- **What is being asked**:
The lines to extract begin at the one containing "Transcribe this image's" and run to the end of the listing; set them down exactly and alone.

- **Records for this exercise**:
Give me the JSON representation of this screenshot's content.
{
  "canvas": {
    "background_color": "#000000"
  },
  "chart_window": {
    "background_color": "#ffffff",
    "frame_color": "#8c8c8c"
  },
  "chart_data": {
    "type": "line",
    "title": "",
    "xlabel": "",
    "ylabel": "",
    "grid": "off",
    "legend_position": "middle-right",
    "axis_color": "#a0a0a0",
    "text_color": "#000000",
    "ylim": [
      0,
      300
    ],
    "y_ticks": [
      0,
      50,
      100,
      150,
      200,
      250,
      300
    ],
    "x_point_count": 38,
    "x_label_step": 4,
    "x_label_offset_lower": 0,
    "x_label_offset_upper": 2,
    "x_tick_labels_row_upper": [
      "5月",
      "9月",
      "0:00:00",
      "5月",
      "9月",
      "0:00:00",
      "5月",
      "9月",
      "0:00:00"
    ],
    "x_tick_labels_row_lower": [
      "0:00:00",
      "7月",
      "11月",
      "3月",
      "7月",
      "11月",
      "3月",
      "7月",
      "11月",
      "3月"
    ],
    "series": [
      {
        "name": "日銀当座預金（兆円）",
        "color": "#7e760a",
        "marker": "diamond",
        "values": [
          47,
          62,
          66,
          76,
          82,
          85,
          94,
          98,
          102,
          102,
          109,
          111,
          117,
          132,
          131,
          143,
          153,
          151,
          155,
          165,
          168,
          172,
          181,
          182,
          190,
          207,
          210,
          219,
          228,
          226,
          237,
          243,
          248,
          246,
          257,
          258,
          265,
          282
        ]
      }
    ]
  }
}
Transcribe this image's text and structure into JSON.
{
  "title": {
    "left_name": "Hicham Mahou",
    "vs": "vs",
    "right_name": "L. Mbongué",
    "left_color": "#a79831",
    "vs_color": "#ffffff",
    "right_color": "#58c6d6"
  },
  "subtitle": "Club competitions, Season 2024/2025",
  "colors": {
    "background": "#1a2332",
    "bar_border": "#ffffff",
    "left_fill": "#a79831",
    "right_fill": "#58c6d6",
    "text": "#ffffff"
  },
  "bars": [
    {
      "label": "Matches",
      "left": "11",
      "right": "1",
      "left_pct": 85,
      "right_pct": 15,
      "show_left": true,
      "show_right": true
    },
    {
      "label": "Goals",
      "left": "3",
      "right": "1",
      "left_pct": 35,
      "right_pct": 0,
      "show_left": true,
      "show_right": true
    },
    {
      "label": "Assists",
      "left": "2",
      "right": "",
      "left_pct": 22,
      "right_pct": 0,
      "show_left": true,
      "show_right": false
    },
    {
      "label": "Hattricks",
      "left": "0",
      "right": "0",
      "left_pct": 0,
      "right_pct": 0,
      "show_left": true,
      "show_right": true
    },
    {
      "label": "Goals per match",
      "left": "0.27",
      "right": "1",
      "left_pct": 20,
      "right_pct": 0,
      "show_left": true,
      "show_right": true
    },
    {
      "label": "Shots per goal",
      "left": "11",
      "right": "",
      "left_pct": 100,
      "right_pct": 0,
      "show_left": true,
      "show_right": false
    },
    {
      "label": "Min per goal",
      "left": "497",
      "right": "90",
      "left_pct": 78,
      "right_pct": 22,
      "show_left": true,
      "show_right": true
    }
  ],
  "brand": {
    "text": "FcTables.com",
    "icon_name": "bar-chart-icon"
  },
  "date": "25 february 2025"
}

- **Exercise solution**:
Transcribe this image's text and structure into JSON.
{
  "title": {
    "left_name": "Hicham Mahou",
    "vs": "vs",
    "right_name": "L. Mbongué",
    "left_color": "#a79831",
    "vs_color": "#ffffff",
    "right_color": "#58c6d6"
  },
  "subtitle": "Club competitions, Season 2024/2025",
  "colors": {
    "background": "#1a2332",
    "bar_border": "#ffffff",
    "left_fill": "#a79831",
    "right_fill": "#58c6d6",
    "text": "#ffffff"
  },
  "bars": [
    {
      "label": "Matches",
      "left": "11",
      "right": "1",
      "left_pct": 85,
      "right_pct": 15,
      "show_left": true,
      "show_right": true
    },
    {
      "label": "Goals",
      "left": "3",
      "right": "1",
      "left_pct": 35,
      "right_pct": 0,
      "show_left": true,
      "show_right": true
    },
    {
      "label": "Assists",
      "left": "2",
      "right": "",
      "left_pct": 22,
      "right_pct": 0,
      "show_left": true,
      "show_right": false
    },
    {
      "label": "Hattricks",
      "left": "0",
      "right": "0",
      "left_pct": 0,
      "right_pct": 0,
      "show_left": true,
      "show_right": true
    },
    {
      "label": "Goals per match",
      "left": "0.27",
      "right": "1",
      "left_pct": 20,
      "right_pct": 0,
      "show_left": true,
      "show_right": true
    },
    {
      "label": "Shots per goal",
      "left": "11",
      "right": "",
      "left_pct": 100,
      "right_pct": 0,
      "show_left": true,
      "show_right": false
    },
    {
      "label": "Min per goal",
      "left": "497",
      "right": "90",
      "left_pct": 78,
      "right_pct": 22,
      "show_left": true,
      "show_right": true
    }
  ],
  "brand": {
    "text": "FcTables.com",
    "icon_name": "bar-chart-icon"
  },
  "date": "25 february 2025"
}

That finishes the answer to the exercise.